What is expected:
Copy out every record precisely.

Data items
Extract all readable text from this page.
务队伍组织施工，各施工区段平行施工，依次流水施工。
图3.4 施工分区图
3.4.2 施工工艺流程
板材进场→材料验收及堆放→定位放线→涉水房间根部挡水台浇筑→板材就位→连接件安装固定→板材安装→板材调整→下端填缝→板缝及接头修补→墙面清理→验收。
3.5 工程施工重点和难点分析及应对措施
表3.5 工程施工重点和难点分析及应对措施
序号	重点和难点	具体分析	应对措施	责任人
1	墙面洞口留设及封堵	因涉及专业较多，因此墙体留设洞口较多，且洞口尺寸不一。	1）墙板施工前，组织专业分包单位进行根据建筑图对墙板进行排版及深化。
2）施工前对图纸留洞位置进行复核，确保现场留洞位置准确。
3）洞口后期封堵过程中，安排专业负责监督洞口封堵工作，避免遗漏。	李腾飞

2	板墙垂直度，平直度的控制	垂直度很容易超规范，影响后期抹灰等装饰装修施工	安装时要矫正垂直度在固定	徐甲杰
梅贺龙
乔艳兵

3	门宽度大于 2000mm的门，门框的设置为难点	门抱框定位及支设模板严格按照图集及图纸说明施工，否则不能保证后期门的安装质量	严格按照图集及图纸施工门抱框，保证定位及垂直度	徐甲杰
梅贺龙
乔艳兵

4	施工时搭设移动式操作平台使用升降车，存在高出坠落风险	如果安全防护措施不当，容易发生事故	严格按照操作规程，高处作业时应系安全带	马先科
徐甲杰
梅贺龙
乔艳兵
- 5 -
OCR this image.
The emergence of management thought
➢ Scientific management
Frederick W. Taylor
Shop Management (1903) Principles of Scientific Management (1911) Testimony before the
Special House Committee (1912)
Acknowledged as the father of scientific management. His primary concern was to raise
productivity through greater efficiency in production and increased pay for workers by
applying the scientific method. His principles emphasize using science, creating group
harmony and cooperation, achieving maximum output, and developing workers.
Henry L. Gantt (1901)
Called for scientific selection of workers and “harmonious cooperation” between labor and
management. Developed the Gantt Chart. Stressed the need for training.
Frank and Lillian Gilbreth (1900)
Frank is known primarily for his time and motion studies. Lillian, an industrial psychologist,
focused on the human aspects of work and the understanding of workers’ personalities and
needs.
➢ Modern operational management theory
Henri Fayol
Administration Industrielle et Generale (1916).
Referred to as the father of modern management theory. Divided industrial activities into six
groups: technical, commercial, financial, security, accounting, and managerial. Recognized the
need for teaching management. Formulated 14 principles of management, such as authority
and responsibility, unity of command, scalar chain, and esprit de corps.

Result of the exercise:
Extract all readable text from this page.
务队伍组织施工，各施工区段平行施工，依次流水施工。
图3.4 施工分区图
3.4.2 施工工艺流程
板材进场→材料验收及堆放→定位放线→涉水房间根部挡水台浇筑→板材就位→连接件安装固定→板材安装→板材调整→下端填缝→板缝及接头修补→墙面清理→验收。
3.5 工程施工重点和难点分析及应对措施
表3.5 工程施工重点和难点分析及应对措施
序号	重点和难点	具体分析	应对措施	责任人
1	墙面洞口留设及封堵	因涉及专业较多，因此墙体留设洞口较多，且洞口尺寸不一。	1）墙板施工前，组织专业分包单位进行根据建筑图对墙板进行排版及深化。
2）施工前对图纸留洞位置进行复核，确保现场留洞位置准确。
3）洞口后期封堵过程中，安排专业负责监督洞口封堵工作，避免遗漏。	李腾飞

2	板墙垂直度，平直度的控制	垂直度很容易超规范，影响后期抹灰等装饰装修施工	安装时要矫正垂直度在固定	徐甲杰
梅贺龙
乔艳兵

3	门宽度大于 2000mm的门，门框的设置为难点	门抱框定位及支设模板严格按照图集及图纸说明施工，否则不能保证后期门的安装质量	严格按照图集及图纸施工门抱框，保证定位及垂直度	徐甲杰
梅贺龙
乔艳兵

4	施工时搭设移动式操作平台使用升降车，存在高出坠落风险	如果安全防护措施不当，容易发生事故	严格按照操作规程，高处作业时应系安全带	马先科
徐甲杰
梅贺龙
乔艳兵
- 5 -
OCR this image.
The emergence of management thought
➢ Scientific management
Frederick W. Taylor
Shop Management (1903) Principles of Scientific Management (1911) Testimony before the
Special House Committee (1912)
Acknowledged as the father of scientific management. His primary concern was to raise
productivity through greater efficiency in production and increased pay for workers by
applying the scientific method. His principles emphasize using science, creating group
harmony and cooperation, achieving maximum output, and developing workers.
Henry L. Gantt (1901)
Called for scientific selection of workers and “harmonious cooperation” between labor and
management. Developed the Gantt Chart. Stressed the need for training.
Frank and Lillian Gilbreth (1900)
Frank is known primarily for his time and motion studies. Lillian, an industrial psychologist,
focused on the human aspects of work and the understanding of workers’ personalities and
needs.
➢ Modern operational management theory
Henri Fayol
Administration Industrielle et Generale (1916).
Referred to as the father of modern management theory. Divided industrial activities into six
groups: technical, commercial, financial, security, accounting, and managerial. Recognized the
need for teaching management. Formulated 14 principles of management, such as authority
and responsibility, unity of command, scalar chain, and esprit de corps.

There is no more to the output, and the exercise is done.